WORK TO DO: Reproduce the entries below in full, word for word.

EXTRACTED DATA:
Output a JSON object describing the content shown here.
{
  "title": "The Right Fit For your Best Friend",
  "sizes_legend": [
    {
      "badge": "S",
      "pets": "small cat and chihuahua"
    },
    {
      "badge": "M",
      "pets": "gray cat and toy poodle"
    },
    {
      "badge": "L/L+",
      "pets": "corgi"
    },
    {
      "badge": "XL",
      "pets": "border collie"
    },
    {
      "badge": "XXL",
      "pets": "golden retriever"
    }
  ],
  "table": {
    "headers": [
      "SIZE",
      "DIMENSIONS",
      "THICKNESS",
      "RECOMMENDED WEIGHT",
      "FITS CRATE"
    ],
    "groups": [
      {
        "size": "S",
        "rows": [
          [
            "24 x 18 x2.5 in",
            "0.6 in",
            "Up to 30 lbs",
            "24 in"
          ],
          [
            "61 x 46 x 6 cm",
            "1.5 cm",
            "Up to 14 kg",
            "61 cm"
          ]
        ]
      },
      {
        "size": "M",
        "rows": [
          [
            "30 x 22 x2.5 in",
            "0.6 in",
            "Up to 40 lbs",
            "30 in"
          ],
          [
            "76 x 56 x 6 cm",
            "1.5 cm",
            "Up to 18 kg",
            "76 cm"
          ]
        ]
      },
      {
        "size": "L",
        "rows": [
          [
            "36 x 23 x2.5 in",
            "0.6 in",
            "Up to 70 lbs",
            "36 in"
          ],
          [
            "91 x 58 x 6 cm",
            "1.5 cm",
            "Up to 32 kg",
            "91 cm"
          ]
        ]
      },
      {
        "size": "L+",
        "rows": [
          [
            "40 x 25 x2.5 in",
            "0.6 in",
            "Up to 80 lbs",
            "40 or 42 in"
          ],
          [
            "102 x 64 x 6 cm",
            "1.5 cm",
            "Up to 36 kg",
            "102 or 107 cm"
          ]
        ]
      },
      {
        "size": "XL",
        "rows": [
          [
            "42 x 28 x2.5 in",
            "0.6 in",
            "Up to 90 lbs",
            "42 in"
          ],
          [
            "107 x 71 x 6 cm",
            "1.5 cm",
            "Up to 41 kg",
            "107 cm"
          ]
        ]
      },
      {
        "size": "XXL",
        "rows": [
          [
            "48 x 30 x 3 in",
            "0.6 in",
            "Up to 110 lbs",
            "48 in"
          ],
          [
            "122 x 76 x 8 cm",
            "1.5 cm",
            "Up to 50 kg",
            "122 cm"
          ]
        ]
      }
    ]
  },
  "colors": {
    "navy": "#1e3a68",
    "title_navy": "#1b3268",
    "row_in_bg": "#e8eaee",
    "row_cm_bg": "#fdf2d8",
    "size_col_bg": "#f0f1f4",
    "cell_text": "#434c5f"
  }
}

COMPLETE ANSWER:
Output a JSON object describing the content shown here.
{
  "title": "The Right Fit For your Best Friend",
  "sizes_legend": [
    {
      "badge": "S",
      "pets": "small cat and chihuahua"
    },
    {
      "badge": "M",
      "pets": "gray cat and toy poodle"
    },
    {
      "badge": "L/L+",
      "pets": "corgi"
    },
    {
      "badge": "XL",
      "pets": "border collie"
    },
    {
      "badge": "XXL",
      "pets": "golden retriever"
    }
  ],
  "table": {
    "headers": [
      "SIZE",
      "DIMENSIONS",
      "THICKNESS",
      "RECOMMENDED WEIGHT",
      "FITS CRATE"
    ],
    "groups": [
      {
        "size": "S",
        "rows": [
          [
            "24 x 18 x2.5 in",
            "0.6 in",
            "Up to 30 lbs",
            "24 in"
          ],
          [
            "61 x 46 x 6 cm",
            "1.5 cm",
            "Up to 14 kg",
            "61 cm"
          ]
        ]
      },
      {
        "size": "M",
        "rows": [
          [
            "30 x 22 x2.5 in",
            "0.6 in",
            "Up to 40 lbs",
            "30 in"
          ],
          [
            "76 x 56 x 6 cm",
            "1.5 cm",
            "Up to 18 kg",
            "76 cm"
          ]
        ]
      },
      {
        "size": "L",
        "rows": [
          [
            "36 x 23 x2.5 in",
            "0.6 in",
            "Up to 70 lbs",
            "36 in"
          ],
          [
            "91 x 58 x 6 cm",
            "1.5 cm",
            "Up to 32 kg",
            "91 cm"
          ]
        ]
      },
      {
        "size": "L+",
        "rows": [
          [
            "40 x 25 x2.5 in",
            "0.6 in",
            "Up to 80 lbs",
            "40 or 42 in"
          ],
          [
            "102 x 64 x 6 cm",
            "1.5 cm",
            "Up to 36 kg",
            "102 or 107 cm"
          ]
        ]
      },
      {
        "size": "XL",
        "rows": [
          [
            "42 x 28 x2.5 in",
            "0.6 in",
            "Up to 90 lbs",
            "42 in"
          ],
          [
            "107 x 71 x 6 cm",
            "1.5 cm",
            "Up to 41 kg",
            "107 cm"
          ]
        ]
      },
      {
        "size": "XXL",
        "rows": [
          [
            "48 x 30 x 3 in",
            "0.6 in",
            "Up to 110 lbs",
            "48 in"
          ],
          [
            "122 x 76 x 8 cm",
            "1.5 cm",
            "Up to 50 kg",
            "122 cm"
          ]
        ]
      }
    ]
  },
  "colors": {
    "navy": "#1e3a68",
    "title_navy": "#1b3268",
    "row_in_bg": "#e8eaee",
    "row_cm_bg": "#fdf2d8",
    "size_col_bg": "#f0f1f4",
    "cell_text": "#434c5f"
  }
}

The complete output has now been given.